Directions
1 – According to the divorce opinion, on what date did the husband file his 60(b) motion to set aside the prior adjudication of paternity?
2 – Update a span of the records, beginning at the line that has "organize-button[interactable]: Organize ▾" and stopping after the line that has "crumb-separator: ▸ — [231, 85, 236, 94]". Replace "file-icon" with "document-icon", keep everything else the same, and return only those lines.

Source
***

This is a post divorce case which presents new questions to this court regarding the scope and purpose of Rule 60(b) of the Alabama Rules of Civil Procedure.
The parties were divorced by decree of June 25, 1981. The divorce decree incorporated the terms of an agreement between the parties which stipulated that the husband was not the father of the only child which had been born during the marriage.
On September 7, 1983, the husband filed a 60(b) motion to set aside the prior adjudication of paternity, stating that he had reason to believe that he was the child’s father. He also requested that the court direct that blood tests be taken so that the child’s paternity could be determined.
On January 31, 1984, the trial court, after hearing oral argument by the parties’ *729counsel, granted the husband’s 60(b) motion and ordered that blood tests be taken. Approximately nine months later, after the blood tests had been taken and testimony had been presented to the court ore tenus, the trial court entered an order on October 17,1984, in which it again granted the 60(b) motion and, further, held that the husband was the child’s father.

***

Task input
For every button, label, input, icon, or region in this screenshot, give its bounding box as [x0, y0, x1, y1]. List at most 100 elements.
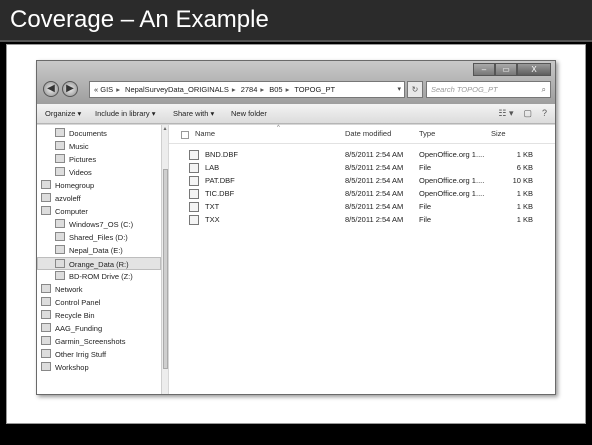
organize-button[interactable]: Organize ▾ — [45, 109, 81, 118]
file-icon — [189, 215, 199, 225]
address-dropdown-icon[interactable]: ▾ — [397, 82, 401, 97]
select-all-checkbox[interactable] — [181, 131, 189, 139]
crumb-separator: ▸ — [231, 85, 236, 94]
nav-item-drive-d[interactable]: Shared_Files (D:) — [55, 231, 128, 244]
nav-item-control-panel[interactable]: Control Panel — [41, 296, 100, 309]
nav-item-homegroup[interactable]: Homegroup — [41, 179, 94, 192]
include-in-library-button[interactable]: Include in library ▾ — [95, 109, 155, 118]
file-size: 1 KB — [516, 150, 533, 159]
file-size: 1 KB — [516, 215, 533, 224]
folder-icon — [41, 323, 51, 332]
share-with-button[interactable]: Share with ▾ — [173, 109, 214, 118]
file-name: LAB — [205, 163, 220, 172]
search-input[interactable]: Search TOPOG_PT ⌕ — [426, 81, 551, 98]
file-type: OpenOffice.org 1.... — [419, 150, 485, 159]
crumb-separator: ▸ — [260, 85, 265, 94]
nav-item-computer[interactable]: Computer — [41, 205, 88, 218]
address-bar[interactable]: « GIS ▸ NepalSurveyData_ORIGINALS ▸ 2784 ▸ … — [89, 81, 405, 98]
drive-icon — [55, 245, 65, 254]
window-frame: – ▭ X ◀ ▶ « GIS ▸ NepalSurveyData_ORIGINA… — [37, 61, 555, 104]
music-icon — [55, 141, 65, 150]
forward-button[interactable]: ▶ — [62, 81, 78, 97]
refresh-icon[interactable]: ↻ — [407, 81, 423, 98]
nav-item-workshop[interactable]: Workshop — [41, 361, 89, 374]
control-panel-icon — [41, 297, 51, 306]
file-date: 8/5/2011 2:54 AM — [345, 215, 404, 224]
maximize-button[interactable]: ▭ — [495, 63, 517, 76]
recycle-bin-icon — [41, 310, 51, 319]
folder-icon — [41, 336, 51, 345]
nav-item-drive-r[interactable]: Orange_Data (R:) — [37, 257, 161, 270]
table-row[interactable]: PAT.DBF 8/5/2011 2:54 AM OpenOffice.org … — [169, 174, 555, 187]
file-name: BND.DBF — [205, 150, 238, 159]
dbf-file-icon — [189, 176, 199, 186]
close-button[interactable]: X — [517, 63, 551, 76]
nav-item-music[interactable]: Music — [55, 140, 89, 153]
toolbar-icons: ☷ ▾ ▢ ? — [498, 108, 547, 119]
back-button[interactable]: ◀ — [43, 81, 59, 97]
nav-item-garmin[interactable]: Garmin_Screenshots — [41, 335, 125, 348]
file-size: 1 KB — [516, 189, 533, 198]
change-view-icon[interactable]: ☷ ▾ — [498, 108, 513, 119]
nav-scrollbar[interactable]: ▴ — [161, 125, 168, 394]
table-row[interactable]: TXX 8/5/2011 2:54 AM File 1 KB — [169, 213, 555, 226]
file-icon — [189, 202, 199, 212]
nav-item-aag-funding[interactable]: AAG_Funding — [41, 322, 102, 335]
slide-title: Coverage – An Example — [10, 6, 269, 33]
slide-content: – ▭ X ◀ ▶ « GIS ▸ NepalSurveyData_ORIGINA… — [6, 44, 586, 424]
nav-item-pictures[interactable]: Pictures — [55, 153, 96, 166]
file-type: File — [419, 215, 432, 224]
help-icon[interactable]: ? — [542, 108, 547, 119]
address-overflow[interactable]: « — [94, 85, 98, 94]
crumb-nepalsurvey[interactable]: NepalSurveyData_ORIGINALS — [125, 85, 229, 94]
file-list: Name ^ Date modified Type Size BND.DBF 8… — [169, 125, 555, 394]
drive-icon — [55, 232, 65, 241]
nav-item-recycle-bin[interactable]: Recycle Bin — [41, 309, 95, 322]
column-type[interactable]: Type — [419, 129, 435, 138]
file-size: 6 KB — [516, 163, 533, 172]
videos-icon — [55, 167, 65, 176]
file-type: OpenOffice.org 1.... — [419, 189, 485, 198]
file-name: TIC.DBF — [205, 189, 235, 198]
column-date-modified[interactable]: Date modified — [345, 129, 391, 138]
dbf-file-icon — [189, 189, 199, 199]
nav-item-drive-e[interactable]: Nepal_Data (E:) — [55, 244, 123, 257]
table-row[interactable]: TIC.DBF 8/5/2011 2:54 AM OpenOffice.org … — [169, 187, 555, 200]
slide: Coverage – An Example – ▭ X ◀ ▶ « GIS ▸ N… — [0, 0, 592, 445]
slide-bottom-band — [0, 426, 592, 445]
file-size: 1 KB — [516, 202, 533, 211]
column-size[interactable]: Size — [491, 129, 506, 138]
column-name[interactable]: Name — [195, 129, 215, 138]
documents-icon — [55, 128, 65, 137]
nav-item-documents[interactable]: Documents — [55, 127, 107, 140]
nav-item-user[interactable]: azvoleff — [41, 192, 81, 205]
crumb-b05[interactable]: B05 — [269, 85, 282, 94]
table-row[interactable]: TXT 8/5/2011 2:54 AM File 1 KB — [169, 200, 555, 213]
preview-pane-icon[interactable]: ▢ — [523, 108, 532, 119]
navigation-pane: Documents Music Pictures Videos Homegrou… — [37, 125, 167, 394]
nav-item-network[interactable]: Network — [41, 283, 83, 296]
crumb-2784[interactable]: 2784 — [241, 85, 258, 94]
command-bar: Organize ▾ Include in library ▾ Share wi… — [37, 104, 555, 124]
file-type: File — [419, 202, 432, 211]
nav-item-drive-c[interactable]: Windows7_OS (C:) — [55, 218, 133, 231]
file-size: 10 KB — [512, 176, 533, 185]
user-folder-icon — [41, 193, 51, 202]
crumb-separator: ▸ — [285, 85, 290, 94]
search-icon[interactable]: ⌕ — [542, 82, 546, 97]
minimize-button[interactable]: – — [473, 63, 495, 76]
new-folder-button[interactable]: New folder — [231, 109, 267, 118]
table-row[interactable]: BND.DBF 8/5/2011 2:54 AM OpenOffice.org … — [169, 148, 555, 161]
file-date: 8/5/2011 2:54 AM — [345, 202, 404, 211]
scroll-up-icon[interactable]: ▴ — [162, 125, 168, 132]
table-row[interactable]: LAB 8/5/2011 2:54 AM File 6 KB — [169, 161, 555, 174]
crumb-topog-pt[interactable]: TOPOG_PT — [294, 85, 335, 94]
drive-icon — [55, 219, 65, 228]
crumb-gis[interactable]: GIS — [100, 85, 113, 94]
nav-item-videos[interactable]: Videos — [55, 166, 92, 179]
nav-item-other-irrig[interactable]: Other Irrig Stuff — [41, 348, 106, 361]
nav-item-drive-z[interactable]: BD-ROM Drive (Z:) — [55, 270, 133, 283]
scrollbar-thumb[interactable] — [163, 169, 168, 369]
folder-icon — [41, 349, 51, 358]
pictures-icon — [55, 154, 65, 163]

***

Answers in order
1 – September 7, 1983.

2 –
organize-button[interactable]: Organize ▾ — [45, 109, 81, 118]
document-icon — [189, 215, 199, 225]
address-dropdown-icon[interactable]: ▾ — [397, 82, 401, 97]
select-all-checkbox[interactable] — [181, 131, 189, 139]
crumb-separator: ▸ — [231, 85, 236, 94]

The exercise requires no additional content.